• **Given information**
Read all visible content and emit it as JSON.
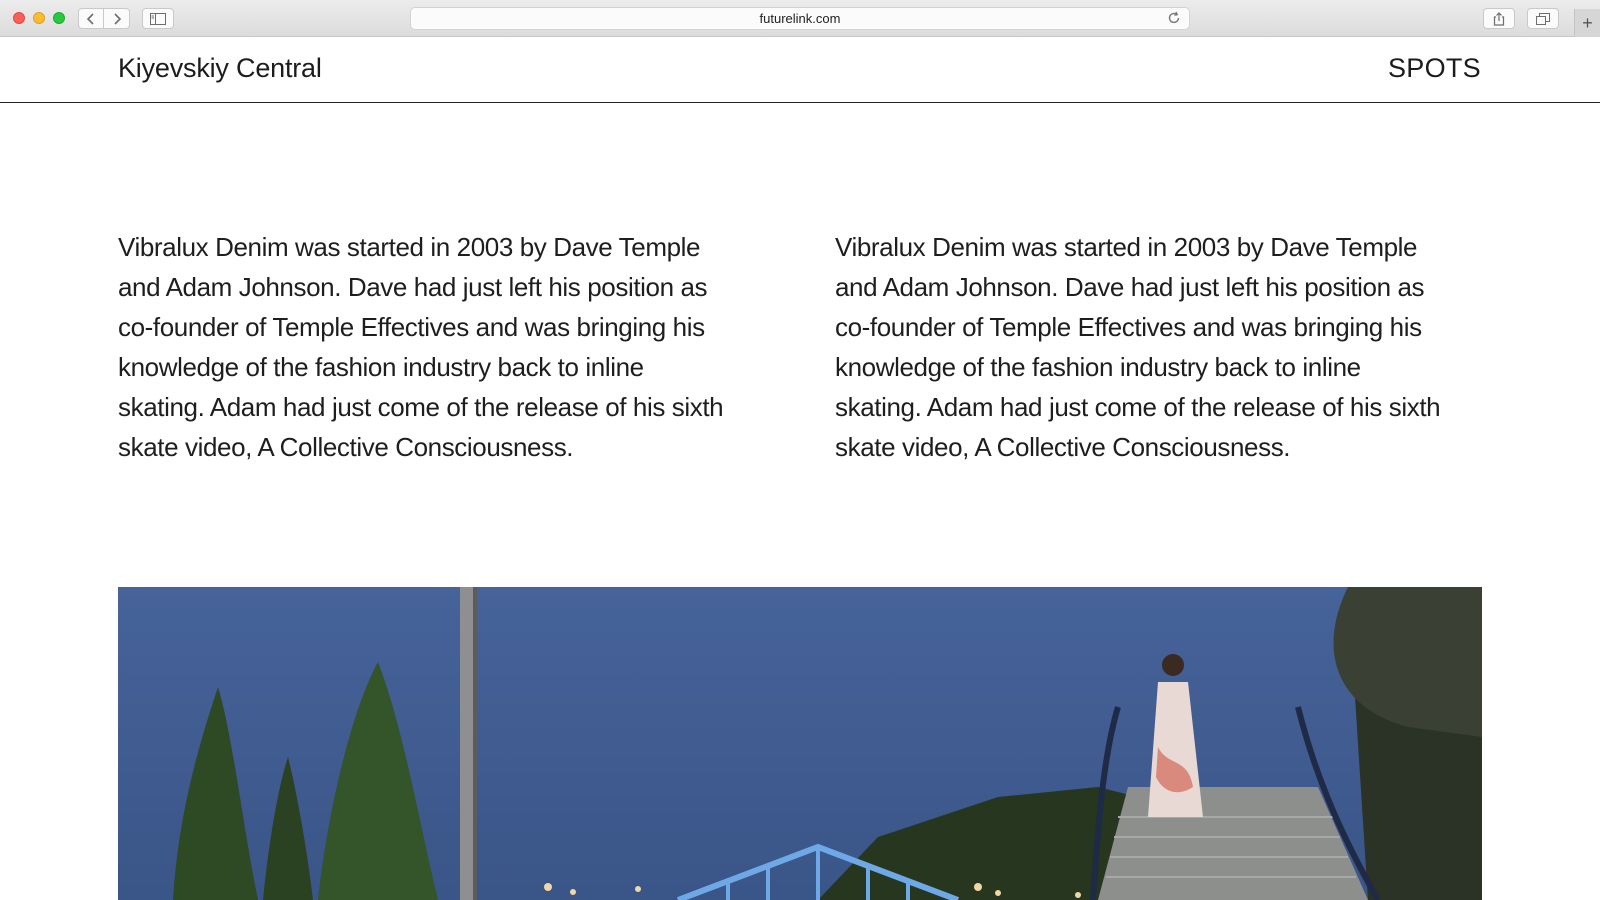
{
  "browser": {
    "url": "futurelink.com",
    "icons": {
      "back": "chevron-left-icon",
      "forward": "chevron-right-icon",
      "sidebar": "sidebar-icon",
      "reload": "reload-icon",
      "share": "share-icon",
      "tabs": "tabs-overview-icon",
      "new_tab": "plus-icon"
    }
  },
  "header": {
    "site_title": "Kiyevskiy Central",
    "nav_label": "SPOTS"
  },
  "content": {
    "column_left": "Vibralux Denim was started in 2003 by Dave Temple\nand Adam Johnson.  Dave had just left his position as\nco-founder of Temple Effectives and was bringing his\nknowledge of the fashion industry back to inline\nskating.  Adam had just come of the release of his sixth\nskate video, A Collective Consciousness.",
    "column_right": "Vibralux Denim was started in 2003 by Dave Temple\nand Adam Johnson.  Dave had just left his position as\nco-founder of Temple Effectives and was bringing his\nknowledge of the fashion industry back to inline\nskating.  Adam had just come of the release of his sixth\nskate video, A Collective Consciousness."
  },
  "colors": {
    "text": "#1e1e1e",
    "sky": "#4a679c",
    "trees": "#2d4a2a"
  }
}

• **Goal**
Copy the data character for character, but drop all pictures from the copy.

• **Complete response**
Read all visible content and emit it as JSON.
{
  "browser": {
    "url": "futurelink.com",
    "icons": {
      "back": "chevron-left-icon",
      "forward": "chevron-right-icon",
      "sidebar": "sidebar-icon",
      "reload": "reload-icon",
      "share": "share-icon",
      "tabs": "tabs-overview-icon",
      "new_tab": "plus-icon"
    }
  },
  "header": {
    "site_title": "Kiyevskiy Central",
    "nav_label": "SPOTS"
  },
  "content": {
    "column_left": "Vibralux Denim was started in 2003 by Dave Temple\nand Adam Johnson.  Dave had just left his position as\nco-founder of Temple Effectives and was bringing his\nknowledge of the fashion industry back to inline\nskating.  Adam had just come of the release of his sixth\nskate video, A Collective Consciousness.",
    "column_right": "Vibralux Denim was started in 2003 by Dave Temple\nand Adam Johnson.  Dave had just left his position as\nco-founder of Temple Effectives and was bringing his\nknowledge of the fashion industry back to inline\nskating.  Adam had just come of the release of his sixth\nskate video, A Collective Consciousness."
  },
  "colors": {
    "text": "#1e1e1e",
    "sky": "#4a679c",
    "trees": "#2d4a2a"
  }
}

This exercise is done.